Goal: Retype the records that come next, word for word.

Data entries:
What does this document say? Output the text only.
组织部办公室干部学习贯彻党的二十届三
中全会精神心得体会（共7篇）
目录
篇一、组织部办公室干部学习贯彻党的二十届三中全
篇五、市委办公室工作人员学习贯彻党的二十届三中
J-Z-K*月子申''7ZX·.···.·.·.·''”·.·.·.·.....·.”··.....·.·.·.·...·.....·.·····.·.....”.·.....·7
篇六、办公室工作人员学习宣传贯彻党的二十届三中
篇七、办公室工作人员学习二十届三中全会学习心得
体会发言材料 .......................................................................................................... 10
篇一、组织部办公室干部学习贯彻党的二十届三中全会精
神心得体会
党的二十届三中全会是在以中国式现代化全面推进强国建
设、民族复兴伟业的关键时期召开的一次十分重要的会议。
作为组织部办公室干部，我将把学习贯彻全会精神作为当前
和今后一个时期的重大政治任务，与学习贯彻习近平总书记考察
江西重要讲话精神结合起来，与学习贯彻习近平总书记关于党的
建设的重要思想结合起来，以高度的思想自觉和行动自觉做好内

Exercise result:
What does this document say? Output the text only.
组织部办公室干部学习贯彻党的二十届三
中全会精神心得体会（共7篇）
目录
篇一、组织部办公室干部学习贯彻党的二十届三中全
篇五、市委办公室工作人员学习贯彻党的二十届三中
J-Z-K*月子申''7ZX·.···.·.·.·''”·.·.·.·.....·.”··.....·.·.·.·...·.....·.·····.·.....”.·.....·7
篇六、办公室工作人员学习宣传贯彻党的二十届三中
篇七、办公室工作人员学习二十届三中全会学习心得
体会发言材料 .......................................................................................................... 10
篇一、组织部办公室干部学习贯彻党的二十届三中全会精
神心得体会
党的二十届三中全会是在以中国式现代化全面推进强国建
设、民族复兴伟业的关键时期召开的一次十分重要的会议。
作为组织部办公室干部，我将把学习贯彻全会精神作为当前
和今后一个时期的重大政治任务，与学习贯彻习近平总书记考察
江西重要讲话精神结合起来，与学习贯彻习近平总书记关于党的
建设的重要思想结合起来，以高度的思想自觉和行动自觉做好内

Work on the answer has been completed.